- [Job] Give every line below again, exactly.

- [Input material]
=====

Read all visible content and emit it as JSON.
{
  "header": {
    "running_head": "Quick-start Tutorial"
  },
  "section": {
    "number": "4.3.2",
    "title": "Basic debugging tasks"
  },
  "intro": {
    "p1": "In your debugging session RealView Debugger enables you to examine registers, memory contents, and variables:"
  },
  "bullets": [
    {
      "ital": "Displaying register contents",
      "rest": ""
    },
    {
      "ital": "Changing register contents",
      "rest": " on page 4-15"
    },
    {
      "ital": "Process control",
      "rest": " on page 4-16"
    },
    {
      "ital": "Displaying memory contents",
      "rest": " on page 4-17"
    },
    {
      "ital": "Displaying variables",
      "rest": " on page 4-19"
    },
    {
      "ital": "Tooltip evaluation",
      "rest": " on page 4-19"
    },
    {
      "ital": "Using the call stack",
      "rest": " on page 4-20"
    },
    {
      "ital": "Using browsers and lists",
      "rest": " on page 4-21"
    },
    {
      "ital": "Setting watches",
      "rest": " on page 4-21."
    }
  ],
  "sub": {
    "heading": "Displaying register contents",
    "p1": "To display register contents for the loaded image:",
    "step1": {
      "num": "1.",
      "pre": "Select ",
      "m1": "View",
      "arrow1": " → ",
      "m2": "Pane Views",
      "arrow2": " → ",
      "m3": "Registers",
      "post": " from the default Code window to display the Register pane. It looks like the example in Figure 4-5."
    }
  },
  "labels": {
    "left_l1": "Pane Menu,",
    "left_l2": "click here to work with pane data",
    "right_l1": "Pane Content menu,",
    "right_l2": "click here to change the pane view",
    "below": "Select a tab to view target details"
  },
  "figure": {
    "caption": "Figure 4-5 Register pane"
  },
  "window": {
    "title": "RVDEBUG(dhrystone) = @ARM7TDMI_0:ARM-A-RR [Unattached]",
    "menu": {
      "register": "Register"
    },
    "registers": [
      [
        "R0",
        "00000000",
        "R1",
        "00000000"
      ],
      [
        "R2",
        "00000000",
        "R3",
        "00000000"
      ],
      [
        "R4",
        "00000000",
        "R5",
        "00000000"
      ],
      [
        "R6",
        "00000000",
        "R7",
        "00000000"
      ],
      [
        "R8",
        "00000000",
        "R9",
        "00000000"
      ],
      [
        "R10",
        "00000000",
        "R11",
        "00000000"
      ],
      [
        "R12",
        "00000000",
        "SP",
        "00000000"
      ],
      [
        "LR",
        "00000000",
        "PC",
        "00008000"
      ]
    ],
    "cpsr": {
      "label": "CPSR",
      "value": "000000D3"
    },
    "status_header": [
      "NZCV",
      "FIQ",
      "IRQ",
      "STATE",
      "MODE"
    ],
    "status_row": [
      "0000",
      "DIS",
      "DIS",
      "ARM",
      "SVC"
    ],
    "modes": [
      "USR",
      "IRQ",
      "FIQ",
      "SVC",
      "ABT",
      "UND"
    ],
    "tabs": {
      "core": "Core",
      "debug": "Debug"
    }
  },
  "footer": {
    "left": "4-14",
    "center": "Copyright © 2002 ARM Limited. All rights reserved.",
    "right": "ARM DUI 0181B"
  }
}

=====

- [Result of this exercise]
Read all visible content and emit it as JSON.
{
  "header": {
    "running_head": "Quick-start Tutorial"
  },
  "section": {
    "number": "4.3.2",
    "title": "Basic debugging tasks"
  },
  "intro": {
    "p1": "In your debugging session RealView Debugger enables you to examine registers, memory contents, and variables:"
  },
  "bullets": [
    {
      "ital": "Displaying register contents",
      "rest": ""
    },
    {
      "ital": "Changing register contents",
      "rest": " on page 4-15"
    },
    {
      "ital": "Process control",
      "rest": " on page 4-16"
    },
    {
      "ital": "Displaying memory contents",
      "rest": " on page 4-17"
    },
    {
      "ital": "Displaying variables",
      "rest": " on page 4-19"
    },
    {
      "ital": "Tooltip evaluation",
      "rest": " on page 4-19"
    },
    {
      "ital": "Using the call stack",
      "rest": " on page 4-20"
    },
    {
      "ital": "Using browsers and lists",
      "rest": " on page 4-21"
    },
    {
      "ital": "Setting watches",
      "rest": " on page 4-21."
    }
  ],
  "sub": {
    "heading": "Displaying register contents",
    "p1": "To display register contents for the loaded image:",
    "step1": {
      "num": "1.",
      "pre": "Select ",
      "m1": "View",
      "arrow1": " → ",
      "m2": "Pane Views",
      "arrow2": " → ",
      "m3": "Registers",
      "post": " from the default Code window to display the Register pane. It looks like the example in Figure 4-5."
    }
  },
  "labels": {
    "left_l1": "Pane Menu,",
    "left_l2": "click here to work with pane data",
    "right_l1": "Pane Content menu,",
    "right_l2": "click here to change the pane view",
    "below": "Select a tab to view target details"
  },
  "figure": {
    "caption": "Figure 4-5 Register pane"
  },
  "window": {
    "title": "RVDEBUG(dhrystone) = @ARM7TDMI_0:ARM-A-RR [Unattached]",
    "menu": {
      "register": "Register"
    },
    "registers": [
      [
        "R0",
        "00000000",
        "R1",
        "00000000"
      ],
      [
        "R2",
        "00000000",
        "R3",
        "00000000"
      ],
      [
        "R4",
        "00000000",
        "R5",
        "00000000"
      ],
      [
        "R6",
        "00000000",
        "R7",
        "00000000"
      ],
      [
        "R8",
        "00000000",
        "R9",
        "00000000"
      ],
      [
        "R10",
        "00000000",
        "R11",
        "00000000"
      ],
      [
        "R12",
        "00000000",
        "SP",
        "00000000"
      ],
      [
        "LR",
        "00000000",
        "PC",
        "00008000"
      ]
    ],
    "cpsr": {
      "label": "CPSR",
      "value": "000000D3"
    },
    "status_header": [
      "NZCV",
      "FIQ",
      "IRQ",
      "STATE",
      "MODE"
    ],
    "status_row": [
      "0000",
      "DIS",
      "DIS",
      "ARM",
      "SVC"
    ],
    "modes": [
      "USR",
      "IRQ",
      "FIQ",
      "SVC",
      "ABT",
      "UND"
    ],
    "tabs": {
      "core": "Core",
      "debug": "Debug"
    }
  },
  "footer": {
    "left": "4-14",
    "center": "Copyright © 2002 ARM Limited. All rights reserved.",
    "right": "ARM DUI 0181B"
  }
}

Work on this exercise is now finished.